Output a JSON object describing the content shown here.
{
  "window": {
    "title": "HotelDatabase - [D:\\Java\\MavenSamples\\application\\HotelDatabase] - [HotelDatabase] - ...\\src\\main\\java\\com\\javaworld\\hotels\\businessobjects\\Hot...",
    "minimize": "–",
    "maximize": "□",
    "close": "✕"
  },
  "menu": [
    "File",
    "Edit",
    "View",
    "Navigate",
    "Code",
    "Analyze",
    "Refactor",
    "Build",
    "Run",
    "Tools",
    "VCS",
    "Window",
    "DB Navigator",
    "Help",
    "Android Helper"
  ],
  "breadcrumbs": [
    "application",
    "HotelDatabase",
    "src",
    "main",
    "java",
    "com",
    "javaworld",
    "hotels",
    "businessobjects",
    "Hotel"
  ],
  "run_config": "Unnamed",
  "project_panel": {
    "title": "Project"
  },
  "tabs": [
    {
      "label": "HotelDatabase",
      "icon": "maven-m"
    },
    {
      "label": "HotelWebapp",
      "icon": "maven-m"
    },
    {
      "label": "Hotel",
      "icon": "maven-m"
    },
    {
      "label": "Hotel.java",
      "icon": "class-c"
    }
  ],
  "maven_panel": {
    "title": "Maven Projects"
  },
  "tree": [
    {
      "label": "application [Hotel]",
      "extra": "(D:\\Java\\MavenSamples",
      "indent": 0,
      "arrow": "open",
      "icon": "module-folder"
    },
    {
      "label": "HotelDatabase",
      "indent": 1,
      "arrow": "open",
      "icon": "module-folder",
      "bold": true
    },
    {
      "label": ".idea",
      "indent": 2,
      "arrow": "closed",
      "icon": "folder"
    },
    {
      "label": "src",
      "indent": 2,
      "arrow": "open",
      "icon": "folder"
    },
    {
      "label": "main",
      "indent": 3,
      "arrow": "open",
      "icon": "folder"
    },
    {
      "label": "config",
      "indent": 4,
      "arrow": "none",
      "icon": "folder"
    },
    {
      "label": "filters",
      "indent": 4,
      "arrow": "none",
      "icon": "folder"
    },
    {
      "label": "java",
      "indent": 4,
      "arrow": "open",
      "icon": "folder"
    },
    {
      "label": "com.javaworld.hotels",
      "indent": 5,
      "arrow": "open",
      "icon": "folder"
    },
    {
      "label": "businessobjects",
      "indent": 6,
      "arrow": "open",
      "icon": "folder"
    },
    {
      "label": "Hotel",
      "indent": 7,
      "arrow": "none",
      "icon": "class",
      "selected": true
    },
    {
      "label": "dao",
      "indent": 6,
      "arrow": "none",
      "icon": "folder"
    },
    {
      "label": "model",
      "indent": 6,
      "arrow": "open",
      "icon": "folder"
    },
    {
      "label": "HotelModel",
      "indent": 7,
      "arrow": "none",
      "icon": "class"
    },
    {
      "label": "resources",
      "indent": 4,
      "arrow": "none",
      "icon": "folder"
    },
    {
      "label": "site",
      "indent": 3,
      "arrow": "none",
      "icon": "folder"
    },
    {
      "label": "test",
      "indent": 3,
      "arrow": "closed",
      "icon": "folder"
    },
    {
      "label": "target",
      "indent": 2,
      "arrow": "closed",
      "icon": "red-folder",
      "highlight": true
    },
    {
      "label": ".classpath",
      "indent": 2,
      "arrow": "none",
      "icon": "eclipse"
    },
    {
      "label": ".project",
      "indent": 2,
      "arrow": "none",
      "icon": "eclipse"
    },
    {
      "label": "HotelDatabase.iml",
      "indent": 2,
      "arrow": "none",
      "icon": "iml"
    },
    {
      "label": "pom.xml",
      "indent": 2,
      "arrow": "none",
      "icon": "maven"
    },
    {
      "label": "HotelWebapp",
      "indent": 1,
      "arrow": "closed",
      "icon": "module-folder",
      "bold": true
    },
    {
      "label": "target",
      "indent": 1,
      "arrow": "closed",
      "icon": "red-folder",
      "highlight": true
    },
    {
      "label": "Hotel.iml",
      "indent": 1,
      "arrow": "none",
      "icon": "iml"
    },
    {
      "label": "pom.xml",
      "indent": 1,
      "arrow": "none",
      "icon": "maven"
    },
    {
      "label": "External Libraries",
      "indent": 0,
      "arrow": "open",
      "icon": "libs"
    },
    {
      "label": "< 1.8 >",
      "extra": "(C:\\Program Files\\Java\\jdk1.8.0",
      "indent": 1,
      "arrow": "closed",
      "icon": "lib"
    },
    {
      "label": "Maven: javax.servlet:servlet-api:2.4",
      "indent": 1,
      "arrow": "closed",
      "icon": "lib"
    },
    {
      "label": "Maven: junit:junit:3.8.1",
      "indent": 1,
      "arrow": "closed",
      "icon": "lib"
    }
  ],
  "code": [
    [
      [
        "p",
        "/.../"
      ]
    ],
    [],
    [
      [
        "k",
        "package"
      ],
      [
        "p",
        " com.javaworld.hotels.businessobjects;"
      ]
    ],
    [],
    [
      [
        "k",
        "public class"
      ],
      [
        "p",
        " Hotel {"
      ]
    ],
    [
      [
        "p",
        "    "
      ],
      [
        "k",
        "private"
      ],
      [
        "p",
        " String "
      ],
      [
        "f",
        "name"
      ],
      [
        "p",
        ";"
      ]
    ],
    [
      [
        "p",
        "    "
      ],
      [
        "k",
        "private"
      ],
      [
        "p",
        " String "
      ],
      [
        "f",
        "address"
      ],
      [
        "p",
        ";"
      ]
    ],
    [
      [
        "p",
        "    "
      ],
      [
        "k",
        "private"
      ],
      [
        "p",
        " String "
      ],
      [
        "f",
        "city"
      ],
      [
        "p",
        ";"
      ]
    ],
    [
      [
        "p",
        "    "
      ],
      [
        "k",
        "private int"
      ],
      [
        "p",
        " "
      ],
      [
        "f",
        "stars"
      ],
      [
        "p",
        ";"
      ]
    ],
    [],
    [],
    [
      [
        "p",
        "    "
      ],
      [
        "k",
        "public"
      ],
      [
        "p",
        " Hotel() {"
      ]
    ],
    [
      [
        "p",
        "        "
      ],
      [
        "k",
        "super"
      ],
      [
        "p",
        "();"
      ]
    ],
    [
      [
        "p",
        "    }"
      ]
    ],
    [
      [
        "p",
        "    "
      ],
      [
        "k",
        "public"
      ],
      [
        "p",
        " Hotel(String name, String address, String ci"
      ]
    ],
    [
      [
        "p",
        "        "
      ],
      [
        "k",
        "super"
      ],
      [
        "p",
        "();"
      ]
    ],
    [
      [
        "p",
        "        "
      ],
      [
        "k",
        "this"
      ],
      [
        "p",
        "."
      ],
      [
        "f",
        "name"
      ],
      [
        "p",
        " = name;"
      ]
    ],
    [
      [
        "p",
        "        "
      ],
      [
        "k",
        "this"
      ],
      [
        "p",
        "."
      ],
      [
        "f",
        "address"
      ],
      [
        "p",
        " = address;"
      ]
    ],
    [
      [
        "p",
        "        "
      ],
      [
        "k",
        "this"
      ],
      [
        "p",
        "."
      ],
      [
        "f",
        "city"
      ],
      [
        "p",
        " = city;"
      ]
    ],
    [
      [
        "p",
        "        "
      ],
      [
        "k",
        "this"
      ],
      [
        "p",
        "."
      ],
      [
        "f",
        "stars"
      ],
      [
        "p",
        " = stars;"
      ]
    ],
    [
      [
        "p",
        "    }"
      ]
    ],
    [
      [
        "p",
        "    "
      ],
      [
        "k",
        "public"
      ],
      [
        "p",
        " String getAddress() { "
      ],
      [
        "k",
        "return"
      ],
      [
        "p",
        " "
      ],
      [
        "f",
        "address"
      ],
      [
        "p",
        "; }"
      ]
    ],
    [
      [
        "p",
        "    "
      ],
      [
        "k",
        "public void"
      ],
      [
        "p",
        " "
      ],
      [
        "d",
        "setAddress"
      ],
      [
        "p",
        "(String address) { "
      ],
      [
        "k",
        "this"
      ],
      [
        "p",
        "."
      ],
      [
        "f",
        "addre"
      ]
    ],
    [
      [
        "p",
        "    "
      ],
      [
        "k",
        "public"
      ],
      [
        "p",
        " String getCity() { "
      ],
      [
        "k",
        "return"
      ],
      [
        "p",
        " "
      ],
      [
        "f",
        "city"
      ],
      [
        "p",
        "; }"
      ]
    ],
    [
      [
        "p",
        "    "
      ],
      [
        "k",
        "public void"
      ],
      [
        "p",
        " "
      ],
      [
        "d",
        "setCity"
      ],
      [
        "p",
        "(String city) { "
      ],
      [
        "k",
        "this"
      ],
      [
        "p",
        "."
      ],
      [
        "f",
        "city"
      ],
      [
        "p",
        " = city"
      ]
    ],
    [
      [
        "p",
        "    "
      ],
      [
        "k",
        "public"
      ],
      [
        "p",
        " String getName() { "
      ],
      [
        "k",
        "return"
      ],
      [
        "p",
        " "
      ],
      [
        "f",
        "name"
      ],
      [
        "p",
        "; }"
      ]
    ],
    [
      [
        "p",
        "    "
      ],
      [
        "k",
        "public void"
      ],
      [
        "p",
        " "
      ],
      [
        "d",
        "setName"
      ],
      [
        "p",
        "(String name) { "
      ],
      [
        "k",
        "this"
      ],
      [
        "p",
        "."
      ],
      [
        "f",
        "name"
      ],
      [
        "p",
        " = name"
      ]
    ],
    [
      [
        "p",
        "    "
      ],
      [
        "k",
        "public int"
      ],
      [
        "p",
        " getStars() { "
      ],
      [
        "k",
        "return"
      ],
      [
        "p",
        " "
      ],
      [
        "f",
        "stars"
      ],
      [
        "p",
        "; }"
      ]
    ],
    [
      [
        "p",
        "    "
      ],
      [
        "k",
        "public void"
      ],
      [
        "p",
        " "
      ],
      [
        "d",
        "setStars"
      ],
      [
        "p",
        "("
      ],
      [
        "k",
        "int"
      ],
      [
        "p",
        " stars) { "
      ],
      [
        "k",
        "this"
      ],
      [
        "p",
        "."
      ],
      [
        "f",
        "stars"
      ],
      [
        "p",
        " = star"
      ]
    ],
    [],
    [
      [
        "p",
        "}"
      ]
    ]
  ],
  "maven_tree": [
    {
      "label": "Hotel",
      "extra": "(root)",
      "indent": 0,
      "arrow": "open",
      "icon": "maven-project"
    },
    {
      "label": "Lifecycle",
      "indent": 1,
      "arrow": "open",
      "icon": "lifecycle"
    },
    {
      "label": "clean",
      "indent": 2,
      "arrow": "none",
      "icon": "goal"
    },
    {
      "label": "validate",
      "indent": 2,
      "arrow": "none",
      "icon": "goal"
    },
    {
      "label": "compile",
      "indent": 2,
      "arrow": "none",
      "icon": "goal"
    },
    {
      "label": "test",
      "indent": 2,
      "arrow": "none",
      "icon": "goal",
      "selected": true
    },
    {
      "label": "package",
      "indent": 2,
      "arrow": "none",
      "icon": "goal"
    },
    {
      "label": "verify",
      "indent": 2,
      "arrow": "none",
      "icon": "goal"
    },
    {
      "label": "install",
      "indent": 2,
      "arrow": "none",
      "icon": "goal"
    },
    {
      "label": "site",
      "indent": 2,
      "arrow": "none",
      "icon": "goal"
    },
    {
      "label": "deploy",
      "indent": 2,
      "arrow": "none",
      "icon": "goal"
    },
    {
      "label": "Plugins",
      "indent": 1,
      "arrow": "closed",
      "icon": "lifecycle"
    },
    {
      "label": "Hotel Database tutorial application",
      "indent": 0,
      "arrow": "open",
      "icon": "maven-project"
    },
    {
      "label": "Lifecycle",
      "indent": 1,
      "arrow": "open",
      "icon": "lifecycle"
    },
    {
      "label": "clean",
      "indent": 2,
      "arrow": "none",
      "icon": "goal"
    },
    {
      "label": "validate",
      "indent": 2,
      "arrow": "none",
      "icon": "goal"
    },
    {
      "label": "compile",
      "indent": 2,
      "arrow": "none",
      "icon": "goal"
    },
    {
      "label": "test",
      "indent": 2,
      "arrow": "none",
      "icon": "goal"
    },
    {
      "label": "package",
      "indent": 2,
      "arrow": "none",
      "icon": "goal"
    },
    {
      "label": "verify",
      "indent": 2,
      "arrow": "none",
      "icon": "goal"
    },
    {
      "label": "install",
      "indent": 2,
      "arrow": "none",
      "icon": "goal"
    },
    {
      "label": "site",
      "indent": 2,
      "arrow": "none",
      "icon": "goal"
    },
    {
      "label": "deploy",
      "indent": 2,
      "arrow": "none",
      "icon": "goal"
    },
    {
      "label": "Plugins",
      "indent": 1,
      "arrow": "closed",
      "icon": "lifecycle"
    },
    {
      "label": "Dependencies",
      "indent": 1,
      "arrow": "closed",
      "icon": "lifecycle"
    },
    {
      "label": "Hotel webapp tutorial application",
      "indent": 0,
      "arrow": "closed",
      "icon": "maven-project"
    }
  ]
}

--------------------

### Given request
Collect the lines of the records that include the string "hotels".

### Exercise solution
    "title": "HotelDatabase - [D:\\Java\\MavenSamples\\application\\HotelDatabase] - [HotelDatabase] - ...\\src\\main\\java\\com\\javaworld\\hotels\\businessobjects\\Hot...",
    "hotels",
      "label": "com.javaworld.hotels",
        " com.javaworld.hotels.businessobjects;"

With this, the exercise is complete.